TASK TO COMPLETE
Wherever the word "this" appears in the entries, copy the whole line.

Collection entries:
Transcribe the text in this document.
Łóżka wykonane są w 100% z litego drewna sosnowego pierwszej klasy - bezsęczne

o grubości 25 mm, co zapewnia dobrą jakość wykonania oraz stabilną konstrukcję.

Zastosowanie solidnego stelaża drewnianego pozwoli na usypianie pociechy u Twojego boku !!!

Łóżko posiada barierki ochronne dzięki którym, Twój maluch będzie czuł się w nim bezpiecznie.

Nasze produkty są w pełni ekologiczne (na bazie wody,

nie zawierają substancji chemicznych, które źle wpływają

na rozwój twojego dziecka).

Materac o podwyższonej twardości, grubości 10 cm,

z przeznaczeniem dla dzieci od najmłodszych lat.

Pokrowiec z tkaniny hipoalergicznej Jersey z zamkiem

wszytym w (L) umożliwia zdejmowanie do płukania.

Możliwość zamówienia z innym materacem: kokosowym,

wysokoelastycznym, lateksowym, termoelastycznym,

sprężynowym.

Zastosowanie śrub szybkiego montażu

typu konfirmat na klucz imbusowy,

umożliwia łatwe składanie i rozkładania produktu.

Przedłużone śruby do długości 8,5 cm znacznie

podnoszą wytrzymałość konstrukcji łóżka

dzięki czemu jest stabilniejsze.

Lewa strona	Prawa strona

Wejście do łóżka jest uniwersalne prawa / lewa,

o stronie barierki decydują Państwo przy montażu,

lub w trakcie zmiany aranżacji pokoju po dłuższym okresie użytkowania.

--

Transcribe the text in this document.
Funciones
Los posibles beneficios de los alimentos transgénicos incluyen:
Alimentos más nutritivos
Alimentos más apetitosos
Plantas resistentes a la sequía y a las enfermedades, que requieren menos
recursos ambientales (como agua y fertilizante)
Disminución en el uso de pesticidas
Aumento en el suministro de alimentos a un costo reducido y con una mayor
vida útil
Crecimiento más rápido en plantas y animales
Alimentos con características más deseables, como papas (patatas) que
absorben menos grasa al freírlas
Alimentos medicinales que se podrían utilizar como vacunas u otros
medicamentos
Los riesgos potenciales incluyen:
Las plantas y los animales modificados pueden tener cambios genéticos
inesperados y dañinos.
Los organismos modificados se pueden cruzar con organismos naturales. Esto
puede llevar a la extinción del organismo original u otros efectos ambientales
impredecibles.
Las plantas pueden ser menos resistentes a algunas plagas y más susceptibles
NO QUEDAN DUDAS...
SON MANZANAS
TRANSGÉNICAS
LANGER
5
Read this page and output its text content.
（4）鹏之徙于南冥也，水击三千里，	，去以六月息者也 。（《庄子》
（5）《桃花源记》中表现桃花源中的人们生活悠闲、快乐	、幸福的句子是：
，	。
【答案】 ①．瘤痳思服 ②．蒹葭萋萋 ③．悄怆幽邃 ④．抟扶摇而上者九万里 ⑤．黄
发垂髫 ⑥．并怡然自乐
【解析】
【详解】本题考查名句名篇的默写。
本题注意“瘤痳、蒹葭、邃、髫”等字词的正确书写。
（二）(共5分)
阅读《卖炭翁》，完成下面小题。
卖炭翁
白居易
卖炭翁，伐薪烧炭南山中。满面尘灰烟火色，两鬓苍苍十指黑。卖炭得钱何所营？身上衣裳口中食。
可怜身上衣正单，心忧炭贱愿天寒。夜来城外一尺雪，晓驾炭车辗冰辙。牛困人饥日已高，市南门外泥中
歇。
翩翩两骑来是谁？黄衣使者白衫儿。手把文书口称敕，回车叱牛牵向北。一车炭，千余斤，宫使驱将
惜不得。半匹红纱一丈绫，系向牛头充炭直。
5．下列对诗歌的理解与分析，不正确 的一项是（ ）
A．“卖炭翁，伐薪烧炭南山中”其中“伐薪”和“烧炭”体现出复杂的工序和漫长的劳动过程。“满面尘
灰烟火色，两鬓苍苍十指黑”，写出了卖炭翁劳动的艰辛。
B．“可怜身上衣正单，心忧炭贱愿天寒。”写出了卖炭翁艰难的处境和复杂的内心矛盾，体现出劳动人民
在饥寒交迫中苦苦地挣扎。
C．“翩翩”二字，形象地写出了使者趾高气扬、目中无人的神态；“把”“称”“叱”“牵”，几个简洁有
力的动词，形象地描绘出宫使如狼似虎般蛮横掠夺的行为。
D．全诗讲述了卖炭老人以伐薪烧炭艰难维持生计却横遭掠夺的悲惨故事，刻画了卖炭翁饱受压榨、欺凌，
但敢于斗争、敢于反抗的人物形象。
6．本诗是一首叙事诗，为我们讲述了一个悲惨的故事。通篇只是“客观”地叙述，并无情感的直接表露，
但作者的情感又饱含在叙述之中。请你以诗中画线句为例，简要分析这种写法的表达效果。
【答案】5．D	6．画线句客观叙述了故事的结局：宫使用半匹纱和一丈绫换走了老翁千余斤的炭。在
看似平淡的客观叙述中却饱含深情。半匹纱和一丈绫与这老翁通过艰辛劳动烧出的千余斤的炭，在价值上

---

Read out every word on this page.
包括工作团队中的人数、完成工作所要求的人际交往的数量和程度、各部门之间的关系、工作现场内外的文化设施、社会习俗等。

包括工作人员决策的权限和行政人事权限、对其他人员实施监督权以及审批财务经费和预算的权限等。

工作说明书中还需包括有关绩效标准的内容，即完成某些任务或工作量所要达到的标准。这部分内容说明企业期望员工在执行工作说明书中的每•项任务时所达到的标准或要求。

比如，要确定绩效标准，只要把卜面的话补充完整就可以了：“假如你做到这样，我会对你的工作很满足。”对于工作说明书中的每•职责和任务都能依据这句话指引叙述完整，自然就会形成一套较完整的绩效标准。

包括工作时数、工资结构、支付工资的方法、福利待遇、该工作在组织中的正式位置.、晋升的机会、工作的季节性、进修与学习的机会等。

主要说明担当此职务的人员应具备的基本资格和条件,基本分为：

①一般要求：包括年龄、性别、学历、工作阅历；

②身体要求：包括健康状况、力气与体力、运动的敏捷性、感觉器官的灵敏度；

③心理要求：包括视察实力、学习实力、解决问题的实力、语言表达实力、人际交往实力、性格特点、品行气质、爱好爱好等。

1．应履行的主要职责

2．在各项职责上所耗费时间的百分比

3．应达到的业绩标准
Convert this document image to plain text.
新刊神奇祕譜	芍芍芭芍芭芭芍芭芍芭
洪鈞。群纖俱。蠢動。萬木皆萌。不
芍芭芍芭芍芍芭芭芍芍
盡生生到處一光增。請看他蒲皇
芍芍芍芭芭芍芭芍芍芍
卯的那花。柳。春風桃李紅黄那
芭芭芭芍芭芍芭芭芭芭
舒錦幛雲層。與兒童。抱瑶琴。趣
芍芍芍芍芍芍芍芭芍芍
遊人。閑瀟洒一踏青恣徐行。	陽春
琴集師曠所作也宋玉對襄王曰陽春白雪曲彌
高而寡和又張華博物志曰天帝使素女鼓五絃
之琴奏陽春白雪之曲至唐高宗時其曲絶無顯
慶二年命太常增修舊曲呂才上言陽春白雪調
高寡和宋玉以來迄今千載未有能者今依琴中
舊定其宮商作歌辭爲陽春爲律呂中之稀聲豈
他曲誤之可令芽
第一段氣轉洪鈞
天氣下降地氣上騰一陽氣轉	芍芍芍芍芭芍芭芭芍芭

CORRECT OUTPUT
Transcribe the text in this document.
Transcribe the text in this document.
Read this page and output its text content.
Read out every word on this page.
Convert this document image to plain text.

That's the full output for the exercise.